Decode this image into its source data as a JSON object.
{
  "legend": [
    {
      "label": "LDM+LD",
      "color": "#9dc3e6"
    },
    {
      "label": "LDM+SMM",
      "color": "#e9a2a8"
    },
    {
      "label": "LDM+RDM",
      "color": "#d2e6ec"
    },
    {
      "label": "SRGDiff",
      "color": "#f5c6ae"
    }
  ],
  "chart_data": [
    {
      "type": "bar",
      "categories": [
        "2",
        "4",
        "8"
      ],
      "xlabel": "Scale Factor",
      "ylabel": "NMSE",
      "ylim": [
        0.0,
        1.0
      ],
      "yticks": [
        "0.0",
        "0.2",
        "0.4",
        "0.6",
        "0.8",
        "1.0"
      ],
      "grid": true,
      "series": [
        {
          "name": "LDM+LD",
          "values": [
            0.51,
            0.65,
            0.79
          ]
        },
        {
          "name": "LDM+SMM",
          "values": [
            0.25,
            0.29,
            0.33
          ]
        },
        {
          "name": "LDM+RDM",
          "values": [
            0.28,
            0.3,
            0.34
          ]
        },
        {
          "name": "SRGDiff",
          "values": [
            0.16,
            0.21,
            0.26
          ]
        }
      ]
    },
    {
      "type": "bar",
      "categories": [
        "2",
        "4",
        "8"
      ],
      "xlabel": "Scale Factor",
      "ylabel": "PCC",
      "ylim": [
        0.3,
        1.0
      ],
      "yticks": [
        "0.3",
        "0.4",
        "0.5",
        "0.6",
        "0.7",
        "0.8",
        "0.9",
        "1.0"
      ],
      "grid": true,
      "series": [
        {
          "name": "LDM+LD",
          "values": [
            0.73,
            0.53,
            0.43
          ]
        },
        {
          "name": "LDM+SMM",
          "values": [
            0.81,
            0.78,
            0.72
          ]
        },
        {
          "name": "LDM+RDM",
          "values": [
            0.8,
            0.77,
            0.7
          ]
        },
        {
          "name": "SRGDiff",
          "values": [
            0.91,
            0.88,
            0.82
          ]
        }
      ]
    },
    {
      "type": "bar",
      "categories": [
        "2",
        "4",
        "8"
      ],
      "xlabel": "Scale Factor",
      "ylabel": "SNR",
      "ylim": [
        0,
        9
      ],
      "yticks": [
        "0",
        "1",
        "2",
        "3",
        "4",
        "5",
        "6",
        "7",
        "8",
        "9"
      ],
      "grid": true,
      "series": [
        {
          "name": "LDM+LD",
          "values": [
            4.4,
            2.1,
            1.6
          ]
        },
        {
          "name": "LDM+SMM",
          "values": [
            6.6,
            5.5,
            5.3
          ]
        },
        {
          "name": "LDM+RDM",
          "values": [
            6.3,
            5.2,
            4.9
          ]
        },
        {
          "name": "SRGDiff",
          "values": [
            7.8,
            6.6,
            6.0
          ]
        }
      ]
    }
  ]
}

--

_WRITTEN TASK:_ Restate the data above word for word.

_EXPECTED ANSWER:_
Decode this image into its source data as a JSON object.
{
  "legend": [
    {
      "label": "LDM+LD",
      "color": "#9dc3e6"
    },
    {
      "label": "LDM+SMM",
      "color": "#e9a2a8"
    },
    {
      "label": "LDM+RDM",
      "color": "#d2e6ec"
    },
    {
      "label": "SRGDiff",
      "color": "#f5c6ae"
    }
  ],
  "chart_data": [
    {
      "type": "bar",
      "categories": [
        "2",
        "4",
        "8"
      ],
      "xlabel": "Scale Factor",
      "ylabel": "NMSE",
      "ylim": [
        0.0,
        1.0
      ],
      "yticks": [
        "0.0",
        "0.2",
        "0.4",
        "0.6",
        "0.8",
        "1.0"
      ],
      "grid": true,
      "series": [
        {
          "name": "LDM+LD",
          "values": [
            0.51,
            0.65,
            0.79
          ]
        },
        {
          "name": "LDM+SMM",
          "values": [
            0.25,
            0.29,
            0.33
          ]
        },
        {
          "name": "LDM+RDM",
          "values": [
            0.28,
            0.3,
            0.34
          ]
        },
        {
          "name": "SRGDiff",
          "values": [
            0.16,
            0.21,
            0.26
          ]
        }
      ]
    },
    {
      "type": "bar",
      "categories": [
        "2",
        "4",
        "8"
      ],
      "xlabel": "Scale Factor",
      "ylabel": "PCC",
      "ylim": [
        0.3,
        1.0
      ],
      "yticks": [
        "0.3",
        "0.4",
        "0.5",
        "0.6",
        "0.7",
        "0.8",
        "0.9",
        "1.0"
      ],
      "grid": true,
      "series": [
        {
          "name": "LDM+LD",
          "values": [
            0.73,
            0.53,
            0.43
          ]
        },
        {
          "name": "LDM+SMM",
          "values": [
            0.81,
            0.78,
            0.72
          ]
        },
        {
          "name": "LDM+RDM",
          "values": [
            0.8,
            0.77,
            0.7
          ]
        },
        {
          "name": "SRGDiff",
          "values": [
            0.91,
            0.88,
            0.82
          ]
        }
      ]
    },
    {
      "type": "bar",
      "categories": [
        "2",
        "4",
        "8"
      ],
      "xlabel": "Scale Factor",
      "ylabel": "SNR",
      "ylim": [
        0,
        9
      ],
      "yticks": [
        "0",
        "1",
        "2",
        "3",
        "4",
        "5",
        "6",
        "7",
        "8",
        "9"
      ],
      "grid": true,
      "series": [
        {
          "name": "LDM+LD",
          "values": [
            4.4,
            2.1,
            1.6
          ]
        },
        {
          "name": "LDM+SMM",
          "values": [
            6.6,
            5.5,
            5.3
          ]
        },
        {
          "name": "LDM+RDM",
          "values": [
            6.3,
            5.2,
            4.9
          ]
        },
        {
          "name": "SRGDiff",
          "values": [
            7.8,
            6.6,
            6.0
          ]
        }
      ]
    }
  ]
}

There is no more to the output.